Quantas linhas dos registros contêm a palavra "Settings"? Informe só o número.

[Entradas de regiões rotuladas]
________________________

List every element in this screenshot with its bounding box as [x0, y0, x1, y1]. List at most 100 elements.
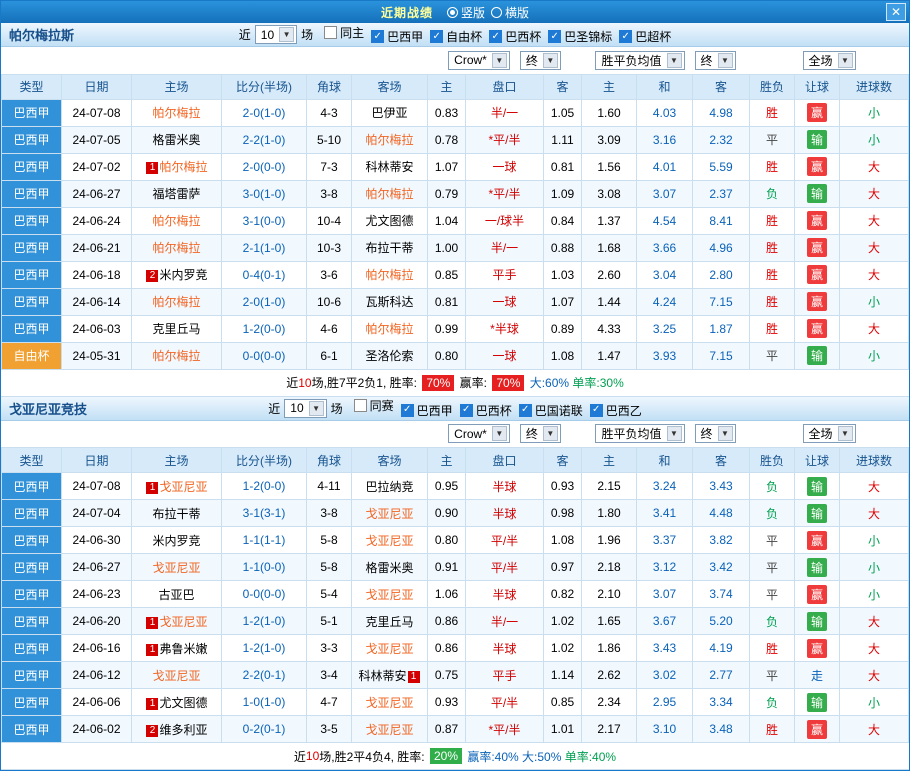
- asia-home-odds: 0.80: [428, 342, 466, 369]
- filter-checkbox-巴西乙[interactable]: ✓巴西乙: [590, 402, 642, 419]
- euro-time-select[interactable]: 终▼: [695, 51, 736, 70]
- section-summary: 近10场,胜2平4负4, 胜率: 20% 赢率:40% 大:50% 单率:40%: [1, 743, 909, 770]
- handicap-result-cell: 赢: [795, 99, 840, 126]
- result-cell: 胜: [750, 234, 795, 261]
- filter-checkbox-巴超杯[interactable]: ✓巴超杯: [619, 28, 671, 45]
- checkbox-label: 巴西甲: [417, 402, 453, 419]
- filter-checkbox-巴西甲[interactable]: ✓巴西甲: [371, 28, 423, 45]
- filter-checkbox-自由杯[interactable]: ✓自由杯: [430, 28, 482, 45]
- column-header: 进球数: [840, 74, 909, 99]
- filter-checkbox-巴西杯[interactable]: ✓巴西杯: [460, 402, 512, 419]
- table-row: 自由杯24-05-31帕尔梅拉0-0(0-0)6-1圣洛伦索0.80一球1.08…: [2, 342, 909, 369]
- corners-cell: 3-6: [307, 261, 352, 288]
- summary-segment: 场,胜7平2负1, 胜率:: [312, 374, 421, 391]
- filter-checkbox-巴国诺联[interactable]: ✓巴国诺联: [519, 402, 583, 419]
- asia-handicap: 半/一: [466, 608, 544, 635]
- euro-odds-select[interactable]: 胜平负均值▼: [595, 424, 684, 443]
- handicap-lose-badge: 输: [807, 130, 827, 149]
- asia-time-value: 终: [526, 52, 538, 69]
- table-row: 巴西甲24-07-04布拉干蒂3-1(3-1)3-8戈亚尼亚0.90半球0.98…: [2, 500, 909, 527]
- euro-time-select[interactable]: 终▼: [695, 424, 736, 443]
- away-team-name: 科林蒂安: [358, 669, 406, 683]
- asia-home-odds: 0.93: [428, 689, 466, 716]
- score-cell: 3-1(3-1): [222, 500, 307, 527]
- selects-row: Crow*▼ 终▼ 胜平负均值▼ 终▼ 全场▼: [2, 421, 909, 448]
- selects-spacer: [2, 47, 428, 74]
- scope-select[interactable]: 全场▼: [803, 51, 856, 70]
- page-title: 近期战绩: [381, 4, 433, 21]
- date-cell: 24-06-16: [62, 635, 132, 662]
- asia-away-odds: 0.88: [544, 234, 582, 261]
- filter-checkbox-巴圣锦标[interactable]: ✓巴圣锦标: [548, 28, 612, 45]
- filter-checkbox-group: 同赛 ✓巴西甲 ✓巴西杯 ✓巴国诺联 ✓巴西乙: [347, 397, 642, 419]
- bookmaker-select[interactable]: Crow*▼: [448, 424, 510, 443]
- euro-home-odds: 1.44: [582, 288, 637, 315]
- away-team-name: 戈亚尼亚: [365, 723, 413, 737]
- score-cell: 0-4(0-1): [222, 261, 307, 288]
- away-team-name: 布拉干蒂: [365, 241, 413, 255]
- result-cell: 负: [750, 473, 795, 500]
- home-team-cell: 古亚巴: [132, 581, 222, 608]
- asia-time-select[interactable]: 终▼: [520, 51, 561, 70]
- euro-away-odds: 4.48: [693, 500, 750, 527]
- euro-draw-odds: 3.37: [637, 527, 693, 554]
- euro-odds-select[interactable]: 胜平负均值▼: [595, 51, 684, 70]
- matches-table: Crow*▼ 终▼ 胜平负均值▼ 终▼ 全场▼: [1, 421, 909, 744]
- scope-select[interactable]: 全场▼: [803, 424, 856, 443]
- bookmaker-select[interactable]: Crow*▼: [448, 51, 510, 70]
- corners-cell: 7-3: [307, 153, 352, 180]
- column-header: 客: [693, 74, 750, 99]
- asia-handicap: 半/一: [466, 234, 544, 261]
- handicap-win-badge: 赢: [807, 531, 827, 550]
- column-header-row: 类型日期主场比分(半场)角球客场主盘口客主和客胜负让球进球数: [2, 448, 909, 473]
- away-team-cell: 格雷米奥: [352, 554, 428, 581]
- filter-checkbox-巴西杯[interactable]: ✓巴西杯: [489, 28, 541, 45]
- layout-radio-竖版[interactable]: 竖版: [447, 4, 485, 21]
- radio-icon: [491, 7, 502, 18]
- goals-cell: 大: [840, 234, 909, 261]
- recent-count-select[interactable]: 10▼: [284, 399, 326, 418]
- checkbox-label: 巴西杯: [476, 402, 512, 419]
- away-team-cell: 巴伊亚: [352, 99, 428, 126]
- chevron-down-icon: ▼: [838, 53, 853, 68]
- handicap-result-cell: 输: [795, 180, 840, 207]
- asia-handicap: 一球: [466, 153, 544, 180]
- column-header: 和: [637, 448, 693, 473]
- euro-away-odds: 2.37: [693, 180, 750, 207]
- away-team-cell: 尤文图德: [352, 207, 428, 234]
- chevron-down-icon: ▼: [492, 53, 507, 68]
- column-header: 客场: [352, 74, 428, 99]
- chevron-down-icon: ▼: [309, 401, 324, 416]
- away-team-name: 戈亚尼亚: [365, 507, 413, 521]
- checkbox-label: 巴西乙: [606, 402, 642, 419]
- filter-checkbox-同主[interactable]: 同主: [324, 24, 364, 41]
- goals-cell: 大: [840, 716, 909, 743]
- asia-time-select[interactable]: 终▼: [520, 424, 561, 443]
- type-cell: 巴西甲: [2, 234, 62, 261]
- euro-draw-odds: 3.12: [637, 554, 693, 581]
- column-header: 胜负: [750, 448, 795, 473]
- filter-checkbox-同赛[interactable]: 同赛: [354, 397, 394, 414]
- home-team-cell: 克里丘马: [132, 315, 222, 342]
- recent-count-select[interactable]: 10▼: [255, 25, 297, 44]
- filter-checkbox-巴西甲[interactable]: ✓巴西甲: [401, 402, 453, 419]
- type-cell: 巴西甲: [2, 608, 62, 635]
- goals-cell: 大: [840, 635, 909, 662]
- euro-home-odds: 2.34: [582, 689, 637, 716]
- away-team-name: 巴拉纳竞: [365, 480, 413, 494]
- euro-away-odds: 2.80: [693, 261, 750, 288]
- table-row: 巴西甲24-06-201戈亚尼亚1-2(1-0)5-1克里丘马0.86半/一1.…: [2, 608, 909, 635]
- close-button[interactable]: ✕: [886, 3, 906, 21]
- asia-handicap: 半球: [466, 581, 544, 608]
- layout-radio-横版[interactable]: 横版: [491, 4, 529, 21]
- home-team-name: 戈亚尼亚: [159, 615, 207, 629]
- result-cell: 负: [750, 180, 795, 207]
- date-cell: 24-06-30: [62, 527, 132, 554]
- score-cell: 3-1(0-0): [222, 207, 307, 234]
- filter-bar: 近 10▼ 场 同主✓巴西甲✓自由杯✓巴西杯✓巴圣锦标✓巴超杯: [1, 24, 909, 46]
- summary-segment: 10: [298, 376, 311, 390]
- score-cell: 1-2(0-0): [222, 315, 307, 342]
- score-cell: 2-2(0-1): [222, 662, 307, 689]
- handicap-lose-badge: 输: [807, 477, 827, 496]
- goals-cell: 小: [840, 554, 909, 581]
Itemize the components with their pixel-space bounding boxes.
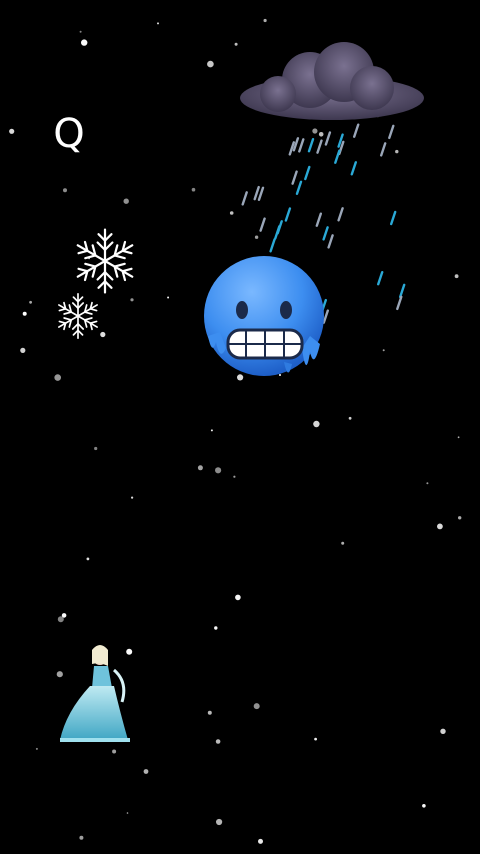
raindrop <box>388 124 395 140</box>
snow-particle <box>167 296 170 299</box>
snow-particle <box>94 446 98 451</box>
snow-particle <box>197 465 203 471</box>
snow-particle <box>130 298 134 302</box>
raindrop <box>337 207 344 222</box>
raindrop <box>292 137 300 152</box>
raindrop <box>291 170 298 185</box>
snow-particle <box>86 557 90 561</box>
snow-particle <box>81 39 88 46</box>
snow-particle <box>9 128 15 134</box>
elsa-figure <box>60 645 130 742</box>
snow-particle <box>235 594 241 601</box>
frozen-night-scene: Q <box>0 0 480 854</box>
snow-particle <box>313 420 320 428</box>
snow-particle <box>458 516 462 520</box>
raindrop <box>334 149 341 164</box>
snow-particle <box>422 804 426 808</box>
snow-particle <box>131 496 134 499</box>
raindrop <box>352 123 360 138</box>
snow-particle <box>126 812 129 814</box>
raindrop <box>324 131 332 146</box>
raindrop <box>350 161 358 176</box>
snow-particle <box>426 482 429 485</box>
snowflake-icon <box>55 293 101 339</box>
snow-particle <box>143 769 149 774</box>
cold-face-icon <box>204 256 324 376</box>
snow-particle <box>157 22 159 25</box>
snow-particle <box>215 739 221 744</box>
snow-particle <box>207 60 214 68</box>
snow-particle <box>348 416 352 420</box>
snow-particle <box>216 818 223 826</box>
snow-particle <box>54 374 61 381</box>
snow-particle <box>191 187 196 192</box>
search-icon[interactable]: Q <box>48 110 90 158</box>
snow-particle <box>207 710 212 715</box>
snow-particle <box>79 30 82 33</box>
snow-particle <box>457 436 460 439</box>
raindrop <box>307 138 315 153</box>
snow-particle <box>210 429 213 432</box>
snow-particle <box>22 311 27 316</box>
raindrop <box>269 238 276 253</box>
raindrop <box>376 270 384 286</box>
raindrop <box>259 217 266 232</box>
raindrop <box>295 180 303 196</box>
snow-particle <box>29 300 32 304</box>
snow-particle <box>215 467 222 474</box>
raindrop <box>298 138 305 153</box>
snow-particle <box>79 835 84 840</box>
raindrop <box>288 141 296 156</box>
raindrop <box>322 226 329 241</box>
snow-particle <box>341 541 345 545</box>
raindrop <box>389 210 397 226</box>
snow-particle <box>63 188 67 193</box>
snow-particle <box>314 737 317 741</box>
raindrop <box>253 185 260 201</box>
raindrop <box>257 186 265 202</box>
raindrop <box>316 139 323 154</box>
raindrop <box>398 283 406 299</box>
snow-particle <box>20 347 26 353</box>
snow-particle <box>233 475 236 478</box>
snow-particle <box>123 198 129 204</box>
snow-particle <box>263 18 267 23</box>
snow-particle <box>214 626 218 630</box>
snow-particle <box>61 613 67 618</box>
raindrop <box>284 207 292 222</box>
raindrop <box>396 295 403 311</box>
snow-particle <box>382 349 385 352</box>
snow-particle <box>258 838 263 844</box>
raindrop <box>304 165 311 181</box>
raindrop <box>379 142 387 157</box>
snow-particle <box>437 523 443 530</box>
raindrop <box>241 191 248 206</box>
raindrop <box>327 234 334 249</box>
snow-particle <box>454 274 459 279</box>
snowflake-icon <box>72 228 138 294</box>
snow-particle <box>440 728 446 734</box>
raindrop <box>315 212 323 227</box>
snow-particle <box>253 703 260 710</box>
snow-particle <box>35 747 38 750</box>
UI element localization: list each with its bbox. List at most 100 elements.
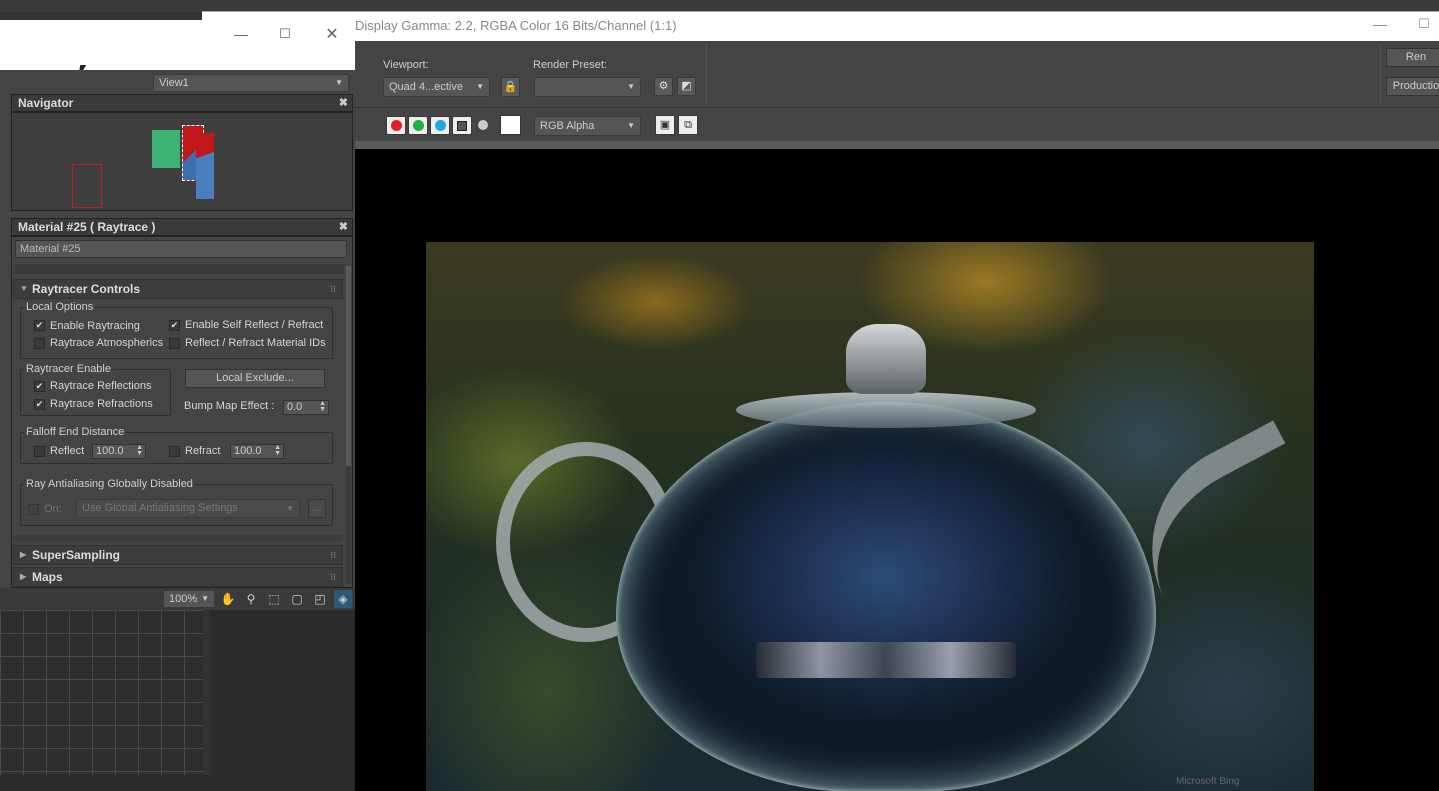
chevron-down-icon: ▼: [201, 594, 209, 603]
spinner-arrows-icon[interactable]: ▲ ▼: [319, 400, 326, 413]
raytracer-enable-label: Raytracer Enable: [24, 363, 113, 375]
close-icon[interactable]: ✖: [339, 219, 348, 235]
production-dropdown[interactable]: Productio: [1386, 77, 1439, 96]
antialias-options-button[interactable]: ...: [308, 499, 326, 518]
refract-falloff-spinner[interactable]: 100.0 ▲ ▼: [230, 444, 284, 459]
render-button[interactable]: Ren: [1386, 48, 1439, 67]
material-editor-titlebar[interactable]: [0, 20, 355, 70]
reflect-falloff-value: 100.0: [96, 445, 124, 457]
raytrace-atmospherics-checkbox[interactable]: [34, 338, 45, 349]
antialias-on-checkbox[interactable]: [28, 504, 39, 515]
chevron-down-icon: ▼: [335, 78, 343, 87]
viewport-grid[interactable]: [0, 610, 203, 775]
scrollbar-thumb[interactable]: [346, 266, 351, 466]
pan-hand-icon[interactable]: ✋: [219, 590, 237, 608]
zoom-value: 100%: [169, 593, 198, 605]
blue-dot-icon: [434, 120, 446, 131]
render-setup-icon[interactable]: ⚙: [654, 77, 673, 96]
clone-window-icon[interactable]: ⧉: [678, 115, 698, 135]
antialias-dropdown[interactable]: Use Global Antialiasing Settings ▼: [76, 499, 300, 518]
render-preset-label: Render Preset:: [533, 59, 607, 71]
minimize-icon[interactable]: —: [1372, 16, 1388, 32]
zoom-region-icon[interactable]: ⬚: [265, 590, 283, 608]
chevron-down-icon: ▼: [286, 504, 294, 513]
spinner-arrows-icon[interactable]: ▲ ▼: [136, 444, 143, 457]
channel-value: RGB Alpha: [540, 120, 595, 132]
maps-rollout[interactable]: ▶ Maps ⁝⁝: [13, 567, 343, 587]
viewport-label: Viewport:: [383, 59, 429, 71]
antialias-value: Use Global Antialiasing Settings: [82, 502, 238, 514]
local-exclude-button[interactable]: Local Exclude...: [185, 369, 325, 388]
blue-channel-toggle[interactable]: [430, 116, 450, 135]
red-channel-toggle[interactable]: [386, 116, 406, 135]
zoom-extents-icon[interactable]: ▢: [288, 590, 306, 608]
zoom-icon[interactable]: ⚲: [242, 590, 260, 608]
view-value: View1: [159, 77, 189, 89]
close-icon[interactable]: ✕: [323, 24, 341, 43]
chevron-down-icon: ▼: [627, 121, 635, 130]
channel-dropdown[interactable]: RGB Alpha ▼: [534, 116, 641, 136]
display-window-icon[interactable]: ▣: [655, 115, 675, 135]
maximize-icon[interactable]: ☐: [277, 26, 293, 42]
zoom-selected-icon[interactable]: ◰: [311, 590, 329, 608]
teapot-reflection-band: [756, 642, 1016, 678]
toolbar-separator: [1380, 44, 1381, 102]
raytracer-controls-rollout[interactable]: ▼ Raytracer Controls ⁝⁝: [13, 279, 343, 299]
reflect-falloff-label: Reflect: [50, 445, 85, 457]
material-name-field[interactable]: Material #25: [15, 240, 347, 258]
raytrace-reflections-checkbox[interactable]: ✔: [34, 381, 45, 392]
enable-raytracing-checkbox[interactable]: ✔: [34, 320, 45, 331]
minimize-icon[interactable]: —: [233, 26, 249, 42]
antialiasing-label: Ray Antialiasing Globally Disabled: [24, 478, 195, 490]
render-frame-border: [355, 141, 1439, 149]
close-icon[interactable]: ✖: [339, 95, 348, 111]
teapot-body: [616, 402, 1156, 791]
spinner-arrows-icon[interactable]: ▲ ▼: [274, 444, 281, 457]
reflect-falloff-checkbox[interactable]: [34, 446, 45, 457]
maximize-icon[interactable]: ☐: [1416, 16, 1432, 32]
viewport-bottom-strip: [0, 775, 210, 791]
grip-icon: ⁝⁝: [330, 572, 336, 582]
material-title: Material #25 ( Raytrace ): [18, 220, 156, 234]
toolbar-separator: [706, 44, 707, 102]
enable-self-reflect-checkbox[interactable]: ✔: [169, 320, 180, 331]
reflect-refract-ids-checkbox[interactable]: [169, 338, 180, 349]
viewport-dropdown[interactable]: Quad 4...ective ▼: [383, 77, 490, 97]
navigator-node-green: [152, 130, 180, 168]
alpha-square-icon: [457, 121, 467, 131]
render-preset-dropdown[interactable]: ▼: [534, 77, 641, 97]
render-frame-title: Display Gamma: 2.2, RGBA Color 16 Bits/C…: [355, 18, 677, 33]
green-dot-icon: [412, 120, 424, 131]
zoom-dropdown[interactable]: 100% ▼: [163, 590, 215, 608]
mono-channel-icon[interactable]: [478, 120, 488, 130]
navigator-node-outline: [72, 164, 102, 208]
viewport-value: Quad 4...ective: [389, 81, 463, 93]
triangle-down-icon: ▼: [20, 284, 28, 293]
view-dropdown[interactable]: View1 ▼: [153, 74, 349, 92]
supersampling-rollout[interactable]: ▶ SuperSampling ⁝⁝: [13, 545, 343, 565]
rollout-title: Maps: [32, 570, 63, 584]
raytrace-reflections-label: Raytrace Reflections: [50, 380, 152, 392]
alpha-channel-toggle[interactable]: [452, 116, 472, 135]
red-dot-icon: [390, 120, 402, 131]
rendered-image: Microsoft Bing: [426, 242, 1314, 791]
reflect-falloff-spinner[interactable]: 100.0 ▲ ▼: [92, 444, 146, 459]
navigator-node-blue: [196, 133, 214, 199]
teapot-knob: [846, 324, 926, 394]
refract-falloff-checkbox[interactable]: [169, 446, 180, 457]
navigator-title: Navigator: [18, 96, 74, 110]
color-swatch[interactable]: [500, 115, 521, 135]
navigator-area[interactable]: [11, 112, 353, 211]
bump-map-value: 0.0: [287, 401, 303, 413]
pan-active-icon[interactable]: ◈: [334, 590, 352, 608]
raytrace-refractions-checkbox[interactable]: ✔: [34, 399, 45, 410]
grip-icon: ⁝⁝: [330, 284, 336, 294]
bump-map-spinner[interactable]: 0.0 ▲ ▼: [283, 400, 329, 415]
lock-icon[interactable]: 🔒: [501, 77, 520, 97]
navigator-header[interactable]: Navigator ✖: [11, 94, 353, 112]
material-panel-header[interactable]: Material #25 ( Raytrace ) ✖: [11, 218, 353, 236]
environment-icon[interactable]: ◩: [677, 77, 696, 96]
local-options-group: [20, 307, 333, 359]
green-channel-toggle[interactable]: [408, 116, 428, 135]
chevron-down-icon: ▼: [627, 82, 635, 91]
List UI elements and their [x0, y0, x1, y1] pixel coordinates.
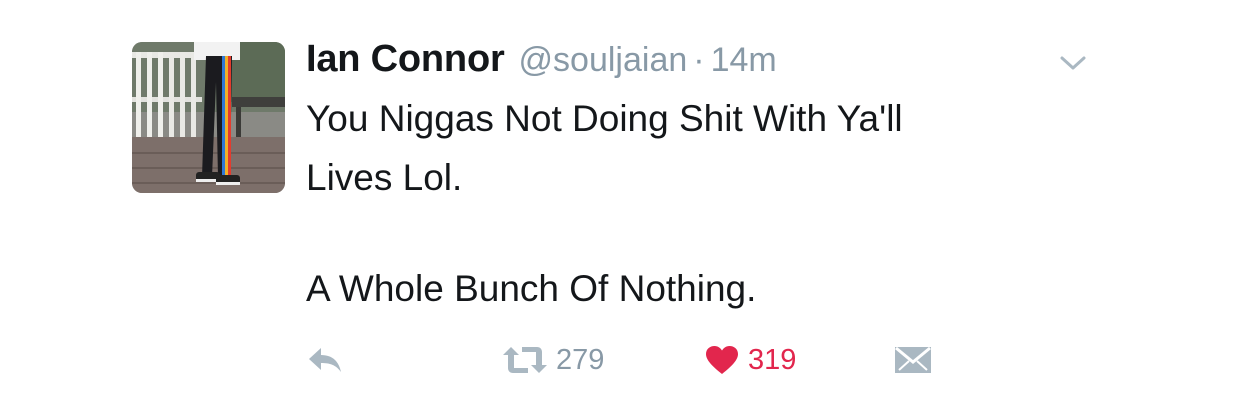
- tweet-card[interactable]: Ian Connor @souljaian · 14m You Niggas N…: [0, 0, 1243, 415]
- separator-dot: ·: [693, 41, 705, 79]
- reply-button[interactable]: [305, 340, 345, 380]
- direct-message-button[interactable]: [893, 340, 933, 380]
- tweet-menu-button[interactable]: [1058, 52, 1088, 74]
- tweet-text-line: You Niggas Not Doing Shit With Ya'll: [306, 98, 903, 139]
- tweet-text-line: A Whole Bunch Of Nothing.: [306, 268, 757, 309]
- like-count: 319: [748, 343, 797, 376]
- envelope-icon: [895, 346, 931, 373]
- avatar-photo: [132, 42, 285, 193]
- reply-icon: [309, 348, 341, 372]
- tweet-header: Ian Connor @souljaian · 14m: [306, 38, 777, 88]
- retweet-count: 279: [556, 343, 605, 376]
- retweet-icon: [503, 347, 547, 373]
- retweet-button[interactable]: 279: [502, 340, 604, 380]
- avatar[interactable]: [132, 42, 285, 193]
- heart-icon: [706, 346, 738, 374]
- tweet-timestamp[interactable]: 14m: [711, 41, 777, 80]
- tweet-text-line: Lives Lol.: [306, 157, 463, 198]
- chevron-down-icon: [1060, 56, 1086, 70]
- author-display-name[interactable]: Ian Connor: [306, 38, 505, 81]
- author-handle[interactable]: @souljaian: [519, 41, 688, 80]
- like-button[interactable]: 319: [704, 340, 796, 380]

________________________

[Solução da tarefa]: 2